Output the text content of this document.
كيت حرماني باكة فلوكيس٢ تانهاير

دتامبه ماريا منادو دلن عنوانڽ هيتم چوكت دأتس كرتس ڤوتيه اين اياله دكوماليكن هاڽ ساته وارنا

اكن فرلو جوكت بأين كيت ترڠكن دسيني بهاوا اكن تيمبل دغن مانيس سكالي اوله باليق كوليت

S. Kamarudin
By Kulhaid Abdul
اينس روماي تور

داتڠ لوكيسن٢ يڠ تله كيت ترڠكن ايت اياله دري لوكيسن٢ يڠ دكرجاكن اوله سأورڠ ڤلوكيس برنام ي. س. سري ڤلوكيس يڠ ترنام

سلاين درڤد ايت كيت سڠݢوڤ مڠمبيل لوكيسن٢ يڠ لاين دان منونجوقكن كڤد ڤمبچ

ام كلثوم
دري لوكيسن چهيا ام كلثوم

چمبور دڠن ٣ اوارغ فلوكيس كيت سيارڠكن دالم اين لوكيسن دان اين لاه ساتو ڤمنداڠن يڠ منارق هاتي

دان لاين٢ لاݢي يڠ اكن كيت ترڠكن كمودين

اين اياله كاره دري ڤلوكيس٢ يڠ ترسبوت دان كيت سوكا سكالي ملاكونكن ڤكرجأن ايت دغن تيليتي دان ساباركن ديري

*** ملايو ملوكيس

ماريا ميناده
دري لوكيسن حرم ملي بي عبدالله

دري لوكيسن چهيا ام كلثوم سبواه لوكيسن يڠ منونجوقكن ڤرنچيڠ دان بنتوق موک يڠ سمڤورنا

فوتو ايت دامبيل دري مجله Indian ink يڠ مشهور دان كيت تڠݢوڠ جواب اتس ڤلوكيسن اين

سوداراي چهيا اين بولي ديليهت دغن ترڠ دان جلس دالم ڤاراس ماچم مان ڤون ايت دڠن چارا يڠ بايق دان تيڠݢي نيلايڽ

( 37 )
#####
WRITTEN EXERCISE
State how many lines include the string "دالم", and nothing more.

OUTPUT FOR THIS EXERCISE
2